WHAT YOU HAVE TO DO:
Copy every line of the material below without changing anything.

[Layout element annotations]
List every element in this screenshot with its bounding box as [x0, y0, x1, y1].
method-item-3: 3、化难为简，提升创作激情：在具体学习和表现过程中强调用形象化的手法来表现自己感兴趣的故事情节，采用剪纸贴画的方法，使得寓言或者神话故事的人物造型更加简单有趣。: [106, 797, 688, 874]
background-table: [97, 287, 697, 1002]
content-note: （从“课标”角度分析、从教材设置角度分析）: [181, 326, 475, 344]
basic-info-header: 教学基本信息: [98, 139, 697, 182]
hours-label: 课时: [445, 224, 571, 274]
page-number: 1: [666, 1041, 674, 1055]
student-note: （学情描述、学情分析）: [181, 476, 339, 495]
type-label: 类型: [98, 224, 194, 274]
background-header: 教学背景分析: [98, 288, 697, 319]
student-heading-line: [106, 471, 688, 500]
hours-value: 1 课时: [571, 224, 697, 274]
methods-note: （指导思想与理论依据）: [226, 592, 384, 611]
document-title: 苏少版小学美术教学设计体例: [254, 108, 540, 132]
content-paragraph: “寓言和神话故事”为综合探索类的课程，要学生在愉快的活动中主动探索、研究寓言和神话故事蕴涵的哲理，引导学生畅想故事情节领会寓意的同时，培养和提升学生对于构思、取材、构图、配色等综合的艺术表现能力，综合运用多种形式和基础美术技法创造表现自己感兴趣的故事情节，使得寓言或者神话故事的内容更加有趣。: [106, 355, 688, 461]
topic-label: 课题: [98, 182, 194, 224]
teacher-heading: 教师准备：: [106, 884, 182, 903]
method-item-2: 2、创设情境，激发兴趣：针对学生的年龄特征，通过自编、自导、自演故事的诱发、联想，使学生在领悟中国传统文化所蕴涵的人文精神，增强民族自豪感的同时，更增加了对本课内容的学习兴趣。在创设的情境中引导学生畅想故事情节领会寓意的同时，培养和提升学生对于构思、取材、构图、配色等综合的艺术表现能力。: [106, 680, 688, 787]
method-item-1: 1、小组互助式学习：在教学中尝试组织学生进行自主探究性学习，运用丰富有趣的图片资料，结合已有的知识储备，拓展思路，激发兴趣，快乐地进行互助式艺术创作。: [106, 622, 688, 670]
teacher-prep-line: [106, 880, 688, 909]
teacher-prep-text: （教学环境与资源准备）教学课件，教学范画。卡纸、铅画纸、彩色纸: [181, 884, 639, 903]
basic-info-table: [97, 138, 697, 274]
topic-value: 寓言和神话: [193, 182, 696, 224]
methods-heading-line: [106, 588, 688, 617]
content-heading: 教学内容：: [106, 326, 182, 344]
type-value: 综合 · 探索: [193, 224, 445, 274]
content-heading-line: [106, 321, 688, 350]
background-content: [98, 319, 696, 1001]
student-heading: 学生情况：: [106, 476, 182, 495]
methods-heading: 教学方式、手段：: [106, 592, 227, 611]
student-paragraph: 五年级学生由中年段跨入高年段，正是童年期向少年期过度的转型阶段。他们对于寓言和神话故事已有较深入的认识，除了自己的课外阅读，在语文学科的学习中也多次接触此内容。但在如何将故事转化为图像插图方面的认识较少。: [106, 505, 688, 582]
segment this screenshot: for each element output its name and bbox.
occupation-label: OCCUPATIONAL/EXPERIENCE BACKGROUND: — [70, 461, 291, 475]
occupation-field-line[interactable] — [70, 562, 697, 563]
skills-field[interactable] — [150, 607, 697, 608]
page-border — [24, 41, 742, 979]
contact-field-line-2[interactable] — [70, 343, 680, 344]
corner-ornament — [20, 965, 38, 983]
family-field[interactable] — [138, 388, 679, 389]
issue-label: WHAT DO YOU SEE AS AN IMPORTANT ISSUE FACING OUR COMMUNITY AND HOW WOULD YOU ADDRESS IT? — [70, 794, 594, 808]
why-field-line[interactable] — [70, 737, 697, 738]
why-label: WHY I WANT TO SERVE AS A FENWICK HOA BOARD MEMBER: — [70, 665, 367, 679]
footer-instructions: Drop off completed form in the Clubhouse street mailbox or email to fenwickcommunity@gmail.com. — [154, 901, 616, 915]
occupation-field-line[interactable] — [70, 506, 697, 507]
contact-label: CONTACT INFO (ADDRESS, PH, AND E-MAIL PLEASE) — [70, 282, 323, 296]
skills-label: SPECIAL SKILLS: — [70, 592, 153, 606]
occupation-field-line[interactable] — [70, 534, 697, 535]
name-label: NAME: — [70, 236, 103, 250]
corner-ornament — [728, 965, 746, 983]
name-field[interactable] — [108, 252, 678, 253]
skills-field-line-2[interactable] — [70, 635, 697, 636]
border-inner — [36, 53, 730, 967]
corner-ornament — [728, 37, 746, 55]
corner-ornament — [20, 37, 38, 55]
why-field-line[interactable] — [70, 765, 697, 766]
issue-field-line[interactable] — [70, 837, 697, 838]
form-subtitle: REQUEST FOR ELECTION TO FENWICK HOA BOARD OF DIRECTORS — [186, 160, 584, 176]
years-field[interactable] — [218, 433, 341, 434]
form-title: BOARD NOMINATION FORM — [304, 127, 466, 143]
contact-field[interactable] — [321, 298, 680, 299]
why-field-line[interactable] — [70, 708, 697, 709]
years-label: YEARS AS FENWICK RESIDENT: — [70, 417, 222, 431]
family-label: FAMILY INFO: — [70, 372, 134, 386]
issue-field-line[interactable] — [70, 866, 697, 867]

COMPLETED TASK:
List every element in this screenshot with its bounding box as [x0, y0, x1, y1].
method-item-3: 3、化难为简，提升创作激情：在具体学习和表现过程中强调用形象化的手法来表现自己感兴趣的故事情节，采用剪纸贴画的方法，使得寓言或者神话故事的人物造型更加简单有趣。: [106, 797, 688, 874]
background-table: [97, 287, 697, 1002]
content-note: （从“课标”角度分析、从教材设置角度分析）: [181, 326, 475, 344]
basic-info-header: 教学基本信息: [98, 139, 697, 182]
hours-label: 课时: [445, 224, 571, 274]
page-number: 1: [666, 1041, 674, 1055]
student-note: （学情描述、学情分析）: [181, 476, 339, 495]
type-label: 类型: [98, 224, 194, 274]
background-header: 教学背景分析: [98, 288, 697, 319]
student-heading-line: [106, 471, 688, 500]
hours-value: 1 课时: [571, 224, 697, 274]
methods-note: （指导思想与理论依据）: [226, 592, 384, 611]
document-title: 苏少版小学美术教学设计体例: [254, 108, 540, 132]
content-paragraph: “寓言和神话故事”为综合探索类的课程，要学生在愉快的活动中主动探索、研究寓言和神话故事蕴涵的哲理，引导学生畅想故事情节领会寓意的同时，培养和提升学生对于构思、取材、构图、配色等综合的艺术表现能力，综合运用多种形式和基础美术技法创造表现自己感兴趣的故事情节，使得寓言或者神话故事的内容更加有趣。: [106, 355, 688, 461]
topic-label: 课题: [98, 182, 194, 224]
teacher-heading: 教师准备：: [106, 884, 182, 903]
method-item-2: 2、创设情境，激发兴趣：针对学生的年龄特征，通过自编、自导、自演故事的诱发、联想，使学生在领悟中国传统文化所蕴涵的人文精神，增强民族自豪感的同时，更增加了对本课内容的学习兴趣。在创设的情境中引导学生畅想故事情节领会寓意的同时，培养和提升学生对于构思、取材、构图、配色等综合的艺术表现能力。: [106, 680, 688, 787]
method-item-1: 1、小组互助式学习：在教学中尝试组织学生进行自主探究性学习，运用丰富有趣的图片资料，结合已有的知识储备，拓展思路，激发兴趣，快乐地进行互助式艺术创作。: [106, 622, 688, 670]
teacher-prep-line: [106, 880, 688, 909]
teacher-prep-text: （教学环境与资源准备）教学课件，教学范画。卡纸、铅画纸、彩色纸: [181, 884, 639, 903]
basic-info-table: [97, 138, 697, 274]
topic-value: 寓言和神话: [193, 182, 696, 224]
methods-heading-line: [106, 588, 688, 617]
content-heading: 教学内容：: [106, 326, 182, 344]
type-value: 综合 · 探索: [193, 224, 445, 274]
content-heading-line: [106, 321, 688, 350]
background-content: [98, 319, 696, 1001]
student-heading: 学生情况：: [106, 476, 182, 495]
methods-heading: 教学方式、手段：: [106, 592, 227, 611]
student-paragraph: 五年级学生由中年段跨入高年段，正是童年期向少年期过度的转型阶段。他们对于寓言和神话故事已有较深入的认识，除了自己的课外阅读，在语文学科的学习中也多次接触此内容。但在如何将故事转化为图像插图方面的认识较少。: [106, 505, 688, 582]
segment this screenshot: for each element output its name and bbox.
occupation-label: OCCUPATIONAL/EXPERIENCE BACKGROUND: — [70, 461, 291, 475]
occupation-field-line[interactable] — [70, 562, 697, 563]
skills-field[interactable] — [150, 607, 697, 608]
page-border — [24, 41, 742, 979]
contact-field-line-2[interactable] — [70, 343, 680, 344]
corner-ornament — [20, 965, 38, 983]
family-field[interactable] — [138, 388, 679, 389]
issue-label: WHAT DO YOU SEE AS AN IMPORTANT ISSUE FACING OUR COMMUNITY AND HOW WOULD YOU ADDRESS IT? — [70, 794, 594, 808]
why-field-line[interactable] — [70, 737, 697, 738]
why-label: WHY I WANT TO SERVE AS A FENWICK HOA BOARD MEMBER: — [70, 665, 367, 679]
footer-instructions: Drop off completed form in the Clubhouse street mailbox or email to fenwickcommunity@gmail.com. — [154, 901, 616, 915]
occupation-field-line[interactable] — [70, 506, 697, 507]
contact-label: CONTACT INFO (ADDRESS, PH, AND E-MAIL PLEASE) — [70, 282, 323, 296]
skills-label: SPECIAL SKILLS: — [70, 592, 153, 606]
occupation-field-line[interactable] — [70, 534, 697, 535]
name-label: NAME: — [70, 236, 103, 250]
corner-ornament — [728, 965, 746, 983]
name-field[interactable] — [108, 252, 678, 253]
skills-field-line-2[interactable] — [70, 635, 697, 636]
border-inner — [36, 53, 730, 967]
corner-ornament — [728, 37, 746, 55]
corner-ornament — [20, 37, 38, 55]
why-field-line[interactable] — [70, 765, 697, 766]
issue-field-line[interactable] — [70, 837, 697, 838]
form-subtitle: REQUEST FOR ELECTION TO FENWICK HOA BOARD OF DIRECTORS — [186, 160, 584, 176]
years-field[interactable] — [218, 433, 341, 434]
form-title: BOARD NOMINATION FORM — [304, 127, 466, 143]
contact-field[interactable] — [321, 298, 680, 299]
why-field-line[interactable] — [70, 708, 697, 709]
years-label: YEARS AS FENWICK RESIDENT: — [70, 417, 222, 431]
family-label: FAMILY INFO: — [70, 372, 134, 386]
issue-field-line[interactable] — [70, 866, 697, 867]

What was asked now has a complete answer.